— start of Data supplied —
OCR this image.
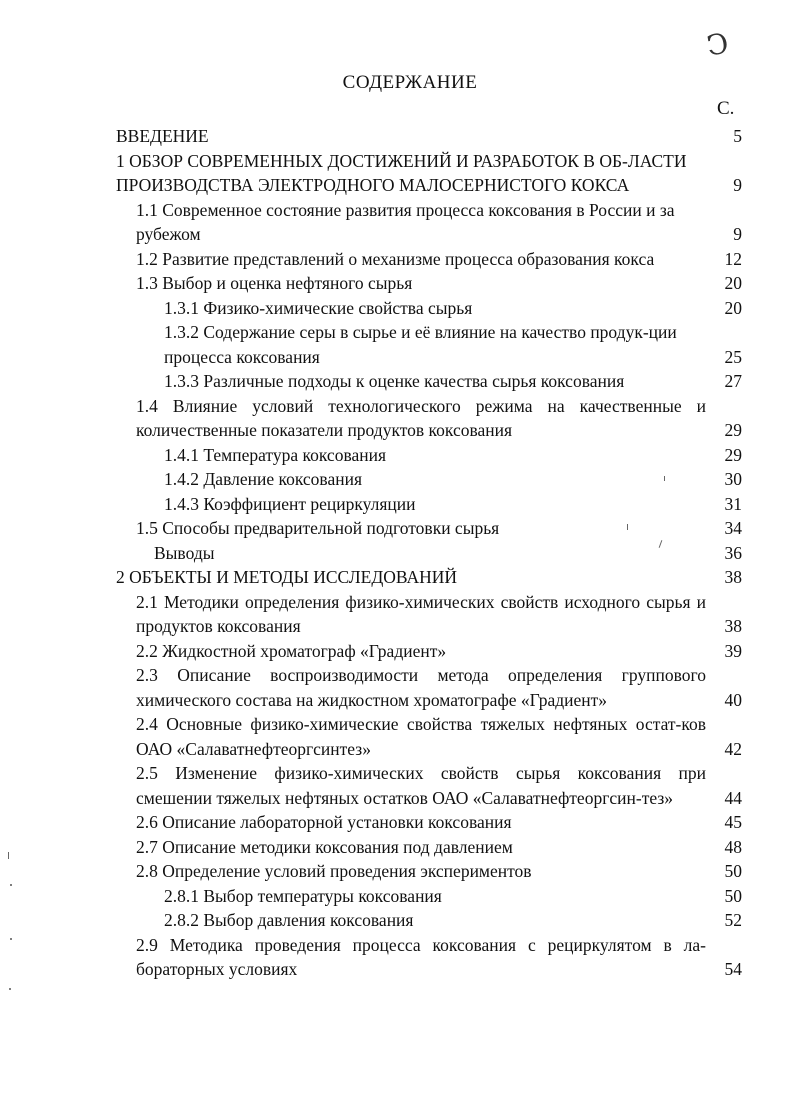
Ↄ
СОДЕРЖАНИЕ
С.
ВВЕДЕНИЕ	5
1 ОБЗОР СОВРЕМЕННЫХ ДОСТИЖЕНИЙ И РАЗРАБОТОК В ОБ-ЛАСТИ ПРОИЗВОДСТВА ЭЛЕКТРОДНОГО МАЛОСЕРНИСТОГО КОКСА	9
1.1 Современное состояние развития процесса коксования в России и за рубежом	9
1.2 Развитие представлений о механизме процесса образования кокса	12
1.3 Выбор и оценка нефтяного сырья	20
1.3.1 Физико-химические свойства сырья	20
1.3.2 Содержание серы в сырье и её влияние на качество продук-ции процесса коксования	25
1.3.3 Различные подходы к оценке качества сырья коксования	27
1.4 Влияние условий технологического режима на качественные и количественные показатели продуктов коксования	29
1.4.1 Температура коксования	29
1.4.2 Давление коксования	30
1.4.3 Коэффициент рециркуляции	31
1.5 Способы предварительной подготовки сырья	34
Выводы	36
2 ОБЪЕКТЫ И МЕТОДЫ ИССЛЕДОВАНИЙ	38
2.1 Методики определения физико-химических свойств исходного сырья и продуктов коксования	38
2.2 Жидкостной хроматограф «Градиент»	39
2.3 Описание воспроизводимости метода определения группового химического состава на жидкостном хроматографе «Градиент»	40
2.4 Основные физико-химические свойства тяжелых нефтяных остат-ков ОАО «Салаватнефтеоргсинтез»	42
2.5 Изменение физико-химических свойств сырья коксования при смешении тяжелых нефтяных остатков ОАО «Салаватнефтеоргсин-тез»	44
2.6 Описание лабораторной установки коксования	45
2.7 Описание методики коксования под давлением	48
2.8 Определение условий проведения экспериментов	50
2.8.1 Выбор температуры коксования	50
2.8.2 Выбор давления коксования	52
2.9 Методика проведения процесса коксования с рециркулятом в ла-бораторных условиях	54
— end of Data supplied —
Do this | Scan the listing above and copy all lines containing the word "Описание".

Response |
2.3 Описание воспроизводимости метода определения группового химического состава на жидкостном хроматографе «Градиент»	40
2.6 Описание лабораторной установки коксования	45
2.7 Описание методики коксования под давлением	48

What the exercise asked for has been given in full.